══ Given records

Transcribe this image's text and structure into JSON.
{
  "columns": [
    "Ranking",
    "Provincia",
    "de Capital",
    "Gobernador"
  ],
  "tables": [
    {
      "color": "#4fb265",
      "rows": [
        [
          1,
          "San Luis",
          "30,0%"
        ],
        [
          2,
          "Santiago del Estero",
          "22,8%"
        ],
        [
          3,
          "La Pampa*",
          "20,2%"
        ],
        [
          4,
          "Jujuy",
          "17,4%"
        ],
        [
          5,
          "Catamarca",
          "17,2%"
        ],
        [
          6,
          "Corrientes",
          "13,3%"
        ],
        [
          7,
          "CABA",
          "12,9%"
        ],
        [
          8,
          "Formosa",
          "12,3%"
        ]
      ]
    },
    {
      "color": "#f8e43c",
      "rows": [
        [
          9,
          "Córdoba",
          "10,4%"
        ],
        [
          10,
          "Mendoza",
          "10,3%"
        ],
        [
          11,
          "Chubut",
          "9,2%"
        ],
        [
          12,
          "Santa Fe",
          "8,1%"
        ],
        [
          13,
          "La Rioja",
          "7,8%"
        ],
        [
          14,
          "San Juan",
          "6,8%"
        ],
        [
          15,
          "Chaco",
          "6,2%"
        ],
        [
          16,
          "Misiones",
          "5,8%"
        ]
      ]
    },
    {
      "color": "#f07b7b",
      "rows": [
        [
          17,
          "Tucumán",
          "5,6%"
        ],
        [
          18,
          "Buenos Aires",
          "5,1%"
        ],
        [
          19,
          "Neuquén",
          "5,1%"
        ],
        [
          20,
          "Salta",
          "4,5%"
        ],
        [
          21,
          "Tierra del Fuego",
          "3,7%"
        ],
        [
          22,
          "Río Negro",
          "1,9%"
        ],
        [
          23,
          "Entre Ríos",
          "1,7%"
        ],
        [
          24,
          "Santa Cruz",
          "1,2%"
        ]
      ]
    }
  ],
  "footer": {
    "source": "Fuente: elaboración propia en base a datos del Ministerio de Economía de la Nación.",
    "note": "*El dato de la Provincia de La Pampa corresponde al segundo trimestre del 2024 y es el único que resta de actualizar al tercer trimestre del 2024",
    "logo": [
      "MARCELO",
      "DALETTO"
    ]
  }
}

════

**Written exercise:** Make a verbatim copy of every entry shown above.

**Correct result:**
Transcribe this image's text and structure into JSON.
{
  "columns": [
    "Ranking",
    "Provincia",
    "de Capital",
    "Gobernador"
  ],
  "tables": [
    {
      "color": "#4fb265",
      "rows": [
        [
          1,
          "San Luis",
          "30,0%"
        ],
        [
          2,
          "Santiago del Estero",
          "22,8%"
        ],
        [
          3,
          "La Pampa*",
          "20,2%"
        ],
        [
          4,
          "Jujuy",
          "17,4%"
        ],
        [
          5,
          "Catamarca",
          "17,2%"
        ],
        [
          6,
          "Corrientes",
          "13,3%"
        ],
        [
          7,
          "CABA",
          "12,9%"
        ],
        [
          8,
          "Formosa",
          "12,3%"
        ]
      ]
    },
    {
      "color": "#f8e43c",
      "rows": [
        [
          9,
          "Córdoba",
          "10,4%"
        ],
        [
          10,
          "Mendoza",
          "10,3%"
        ],
        [
          11,
          "Chubut",
          "9,2%"
        ],
        [
          12,
          "Santa Fe",
          "8,1%"
        ],
        [
          13,
          "La Rioja",
          "7,8%"
        ],
        [
          14,
          "San Juan",
          "6,8%"
        ],
        [
          15,
          "Chaco",
          "6,2%"
        ],
        [
          16,
          "Misiones",
          "5,8%"
        ]
      ]
    },
    {
      "color": "#f07b7b",
      "rows": [
        [
          17,
          "Tucumán",
          "5,6%"
        ],
        [
          18,
          "Buenos Aires",
          "5,1%"
        ],
        [
          19,
          "Neuquén",
          "5,1%"
        ],
        [
          20,
          "Salta",
          "4,5%"
        ],
        [
          21,
          "Tierra del Fuego",
          "3,7%"
        ],
        [
          22,
          "Río Negro",
          "1,9%"
        ],
        [
          23,
          "Entre Ríos",
          "1,7%"
        ],
        [
          24,
          "Santa Cruz",
          "1,2%"
        ]
      ]
    }
  ],
  "footer": {
    "source": "Fuente: elaboración propia en base a datos del Ministerio de Economía de la Nación.",
    "note": "*El dato de la Provincia de La Pampa corresponde al segundo trimestre del 2024 y es el único que resta de actualizar al tercer trimestre del 2024",
    "logo": [
      "MARCELO",
      "DALETTO"
    ]
  }
}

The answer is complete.